| Written exercise |
Examine the entries and show every line in which the word "OVERMYER" is found.

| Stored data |

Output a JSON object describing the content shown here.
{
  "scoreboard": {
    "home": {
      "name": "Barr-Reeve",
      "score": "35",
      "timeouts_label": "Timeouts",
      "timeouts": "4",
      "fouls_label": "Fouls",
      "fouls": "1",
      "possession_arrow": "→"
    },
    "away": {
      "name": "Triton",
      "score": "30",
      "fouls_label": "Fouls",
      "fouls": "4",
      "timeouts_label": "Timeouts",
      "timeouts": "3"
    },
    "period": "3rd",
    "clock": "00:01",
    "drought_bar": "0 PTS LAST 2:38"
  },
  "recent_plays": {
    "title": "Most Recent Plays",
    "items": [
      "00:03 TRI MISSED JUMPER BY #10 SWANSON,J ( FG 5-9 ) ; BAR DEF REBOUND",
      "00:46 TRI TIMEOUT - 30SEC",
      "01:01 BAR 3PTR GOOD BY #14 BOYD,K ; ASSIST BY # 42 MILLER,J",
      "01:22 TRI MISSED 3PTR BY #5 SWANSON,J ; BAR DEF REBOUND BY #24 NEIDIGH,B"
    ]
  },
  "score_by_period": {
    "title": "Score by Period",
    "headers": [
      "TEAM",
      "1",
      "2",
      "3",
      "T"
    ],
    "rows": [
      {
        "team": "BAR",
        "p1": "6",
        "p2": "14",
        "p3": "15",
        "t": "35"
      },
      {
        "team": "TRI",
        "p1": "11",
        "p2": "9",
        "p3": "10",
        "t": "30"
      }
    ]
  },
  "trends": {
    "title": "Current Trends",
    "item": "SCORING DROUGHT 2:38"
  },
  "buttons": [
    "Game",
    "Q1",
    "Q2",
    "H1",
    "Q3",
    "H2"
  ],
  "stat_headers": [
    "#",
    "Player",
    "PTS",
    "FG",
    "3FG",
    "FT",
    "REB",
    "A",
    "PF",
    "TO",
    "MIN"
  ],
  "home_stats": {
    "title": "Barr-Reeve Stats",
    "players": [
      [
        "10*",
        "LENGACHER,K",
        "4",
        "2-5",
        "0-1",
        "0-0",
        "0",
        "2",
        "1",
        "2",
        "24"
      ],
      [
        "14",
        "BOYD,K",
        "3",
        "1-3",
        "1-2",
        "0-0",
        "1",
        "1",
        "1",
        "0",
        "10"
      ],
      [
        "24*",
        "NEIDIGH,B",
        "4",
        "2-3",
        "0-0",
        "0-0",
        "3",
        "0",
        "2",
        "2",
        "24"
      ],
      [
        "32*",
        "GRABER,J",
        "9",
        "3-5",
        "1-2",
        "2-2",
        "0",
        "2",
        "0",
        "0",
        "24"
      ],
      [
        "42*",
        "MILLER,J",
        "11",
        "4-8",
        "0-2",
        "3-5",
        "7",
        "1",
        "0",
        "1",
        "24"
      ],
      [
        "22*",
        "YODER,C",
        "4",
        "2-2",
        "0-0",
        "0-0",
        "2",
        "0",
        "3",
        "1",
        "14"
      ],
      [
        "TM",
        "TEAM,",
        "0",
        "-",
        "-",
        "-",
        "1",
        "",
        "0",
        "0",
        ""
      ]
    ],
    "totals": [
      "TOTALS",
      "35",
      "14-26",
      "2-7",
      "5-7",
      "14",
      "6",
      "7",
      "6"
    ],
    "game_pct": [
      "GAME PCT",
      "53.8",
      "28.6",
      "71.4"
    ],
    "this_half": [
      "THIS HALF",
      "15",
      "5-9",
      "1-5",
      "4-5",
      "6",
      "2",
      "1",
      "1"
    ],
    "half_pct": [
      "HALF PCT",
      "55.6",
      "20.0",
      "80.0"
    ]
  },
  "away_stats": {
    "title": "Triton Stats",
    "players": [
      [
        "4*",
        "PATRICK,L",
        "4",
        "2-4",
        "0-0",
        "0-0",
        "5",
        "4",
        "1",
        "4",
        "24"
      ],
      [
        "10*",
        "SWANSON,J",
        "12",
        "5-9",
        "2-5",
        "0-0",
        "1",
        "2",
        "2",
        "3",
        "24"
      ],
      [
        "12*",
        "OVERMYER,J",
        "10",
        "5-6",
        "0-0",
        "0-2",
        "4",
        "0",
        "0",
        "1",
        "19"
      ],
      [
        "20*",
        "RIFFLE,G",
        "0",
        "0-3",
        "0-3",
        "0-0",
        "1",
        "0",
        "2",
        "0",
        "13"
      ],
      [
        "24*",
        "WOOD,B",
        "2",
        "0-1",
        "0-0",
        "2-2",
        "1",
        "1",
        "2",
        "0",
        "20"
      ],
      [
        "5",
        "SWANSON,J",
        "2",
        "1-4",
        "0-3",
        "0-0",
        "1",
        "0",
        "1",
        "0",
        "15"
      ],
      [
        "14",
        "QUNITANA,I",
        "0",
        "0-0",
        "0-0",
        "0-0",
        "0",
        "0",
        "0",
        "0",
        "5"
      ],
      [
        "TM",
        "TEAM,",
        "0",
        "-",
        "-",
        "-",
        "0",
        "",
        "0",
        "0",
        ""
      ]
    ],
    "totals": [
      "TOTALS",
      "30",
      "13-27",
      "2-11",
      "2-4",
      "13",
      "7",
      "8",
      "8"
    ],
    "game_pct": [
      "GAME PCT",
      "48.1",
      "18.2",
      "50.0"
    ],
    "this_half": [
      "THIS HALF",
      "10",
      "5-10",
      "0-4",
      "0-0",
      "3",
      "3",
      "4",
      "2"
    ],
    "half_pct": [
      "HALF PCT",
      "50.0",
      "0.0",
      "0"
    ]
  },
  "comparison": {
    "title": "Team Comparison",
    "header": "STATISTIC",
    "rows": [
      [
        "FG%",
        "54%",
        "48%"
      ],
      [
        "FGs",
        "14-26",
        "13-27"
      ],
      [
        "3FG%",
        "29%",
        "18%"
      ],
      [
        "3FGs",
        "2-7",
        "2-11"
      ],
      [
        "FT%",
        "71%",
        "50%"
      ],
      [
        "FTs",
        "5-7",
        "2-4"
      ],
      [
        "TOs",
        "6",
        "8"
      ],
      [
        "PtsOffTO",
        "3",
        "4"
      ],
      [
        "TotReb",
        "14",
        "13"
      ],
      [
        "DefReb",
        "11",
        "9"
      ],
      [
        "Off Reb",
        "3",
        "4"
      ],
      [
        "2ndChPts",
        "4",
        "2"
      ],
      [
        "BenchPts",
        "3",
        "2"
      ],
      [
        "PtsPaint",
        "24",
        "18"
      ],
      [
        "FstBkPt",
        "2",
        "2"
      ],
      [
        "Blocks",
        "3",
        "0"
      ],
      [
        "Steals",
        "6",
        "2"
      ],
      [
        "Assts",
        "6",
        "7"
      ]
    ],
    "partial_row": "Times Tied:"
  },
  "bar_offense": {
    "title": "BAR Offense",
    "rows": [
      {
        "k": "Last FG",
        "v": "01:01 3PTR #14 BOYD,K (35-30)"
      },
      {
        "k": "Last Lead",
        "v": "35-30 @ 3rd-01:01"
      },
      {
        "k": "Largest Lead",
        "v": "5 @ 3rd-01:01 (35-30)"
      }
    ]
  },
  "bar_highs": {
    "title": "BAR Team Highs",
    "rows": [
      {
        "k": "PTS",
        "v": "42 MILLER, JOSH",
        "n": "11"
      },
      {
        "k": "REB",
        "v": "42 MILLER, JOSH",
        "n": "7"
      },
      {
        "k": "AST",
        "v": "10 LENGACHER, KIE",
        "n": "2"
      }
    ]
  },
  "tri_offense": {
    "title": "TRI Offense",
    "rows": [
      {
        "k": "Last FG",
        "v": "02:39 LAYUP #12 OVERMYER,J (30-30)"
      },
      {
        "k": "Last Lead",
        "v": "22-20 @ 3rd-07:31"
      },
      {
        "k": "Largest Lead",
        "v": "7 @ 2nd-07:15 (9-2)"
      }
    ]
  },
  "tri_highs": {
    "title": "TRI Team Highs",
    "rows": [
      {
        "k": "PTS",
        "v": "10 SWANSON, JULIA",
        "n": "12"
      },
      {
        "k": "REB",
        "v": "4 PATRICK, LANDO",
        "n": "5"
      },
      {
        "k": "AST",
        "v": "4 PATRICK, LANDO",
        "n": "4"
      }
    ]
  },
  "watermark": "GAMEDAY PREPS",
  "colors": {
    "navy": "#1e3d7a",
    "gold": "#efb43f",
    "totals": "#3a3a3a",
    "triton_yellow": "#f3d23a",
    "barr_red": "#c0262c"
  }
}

| Result |
        "OVERMYER,J",
        "v": "02:39 LAYUP #12 OVERMYER,J (30-30)"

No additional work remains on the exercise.